======== PROVIDED DATA ========

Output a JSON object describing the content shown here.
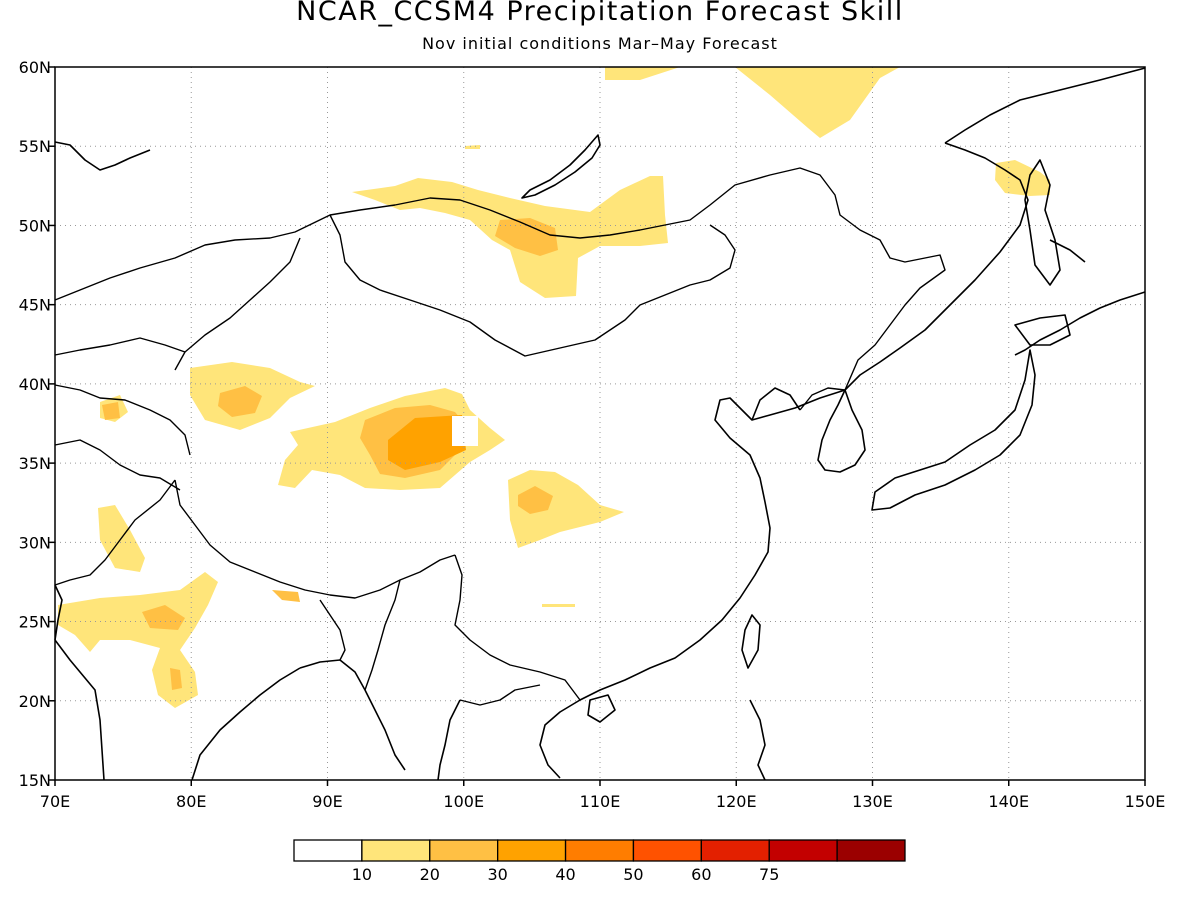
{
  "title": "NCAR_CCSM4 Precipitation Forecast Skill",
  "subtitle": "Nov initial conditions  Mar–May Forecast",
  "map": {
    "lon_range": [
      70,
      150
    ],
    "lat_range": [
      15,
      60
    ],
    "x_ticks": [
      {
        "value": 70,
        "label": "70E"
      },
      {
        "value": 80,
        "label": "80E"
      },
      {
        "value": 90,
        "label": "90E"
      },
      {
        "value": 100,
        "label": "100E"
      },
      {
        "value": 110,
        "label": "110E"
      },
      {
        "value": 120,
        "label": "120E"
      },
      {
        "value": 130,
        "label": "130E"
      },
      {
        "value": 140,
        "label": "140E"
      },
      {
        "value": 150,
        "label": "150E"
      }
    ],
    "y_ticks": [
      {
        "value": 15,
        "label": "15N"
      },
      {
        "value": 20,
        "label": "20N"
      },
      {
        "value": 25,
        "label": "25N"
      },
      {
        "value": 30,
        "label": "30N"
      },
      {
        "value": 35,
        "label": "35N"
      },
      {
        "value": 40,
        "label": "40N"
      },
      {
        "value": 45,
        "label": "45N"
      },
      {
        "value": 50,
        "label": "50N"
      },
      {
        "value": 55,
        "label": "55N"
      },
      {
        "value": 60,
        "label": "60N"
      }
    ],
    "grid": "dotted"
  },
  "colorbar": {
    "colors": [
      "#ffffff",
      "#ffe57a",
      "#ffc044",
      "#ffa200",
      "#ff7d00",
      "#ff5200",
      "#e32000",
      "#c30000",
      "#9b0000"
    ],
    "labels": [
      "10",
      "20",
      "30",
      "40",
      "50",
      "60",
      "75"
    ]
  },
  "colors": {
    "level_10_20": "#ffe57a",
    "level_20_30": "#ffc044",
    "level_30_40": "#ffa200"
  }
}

========

● WHAT IS REQUIRED
Output all of the records exactly as they appear above, but not the pictures.

● RESULT BELOW
Output a JSON object describing the content shown here.
{
  "title": "NCAR_CCSM4 Precipitation Forecast Skill",
  "subtitle": "Nov initial conditions  Mar–May Forecast",
  "map": {
    "lon_range": [
      70,
      150
    ],
    "lat_range": [
      15,
      60
    ],
    "x_ticks": [
      {
        "value": 70,
        "label": "70E"
      },
      {
        "value": 80,
        "label": "80E"
      },
      {
        "value": 90,
        "label": "90E"
      },
      {
        "value": 100,
        "label": "100E"
      },
      {
        "value": 110,
        "label": "110E"
      },
      {
        "value": 120,
        "label": "120E"
      },
      {
        "value": 130,
        "label": "130E"
      },
      {
        "value": 140,
        "label": "140E"
      },
      {
        "value": 150,
        "label": "150E"
      }
    ],
    "y_ticks": [
      {
        "value": 15,
        "label": "15N"
      },
      {
        "value": 20,
        "label": "20N"
      },
      {
        "value": 25,
        "label": "25N"
      },
      {
        "value": 30,
        "label": "30N"
      },
      {
        "value": 35,
        "label": "35N"
      },
      {
        "value": 40,
        "label": "40N"
      },
      {
        "value": 45,
        "label": "45N"
      },
      {
        "value": 50,
        "label": "50N"
      },
      {
        "value": 55,
        "label": "55N"
      },
      {
        "value": 60,
        "label": "60N"
      }
    ],
    "grid": "dotted"
  },
  "colorbar": {
    "colors": [
      "#ffffff",
      "#ffe57a",
      "#ffc044",
      "#ffa200",
      "#ff7d00",
      "#ff5200",
      "#e32000",
      "#c30000",
      "#9b0000"
    ],
    "labels": [
      "10",
      "20",
      "30",
      "40",
      "50",
      "60",
      "75"
    ]
  },
  "colors": {
    "level_10_20": "#ffe57a",
    "level_20_30": "#ffc044",
    "level_30_40": "#ffa200"
  }
}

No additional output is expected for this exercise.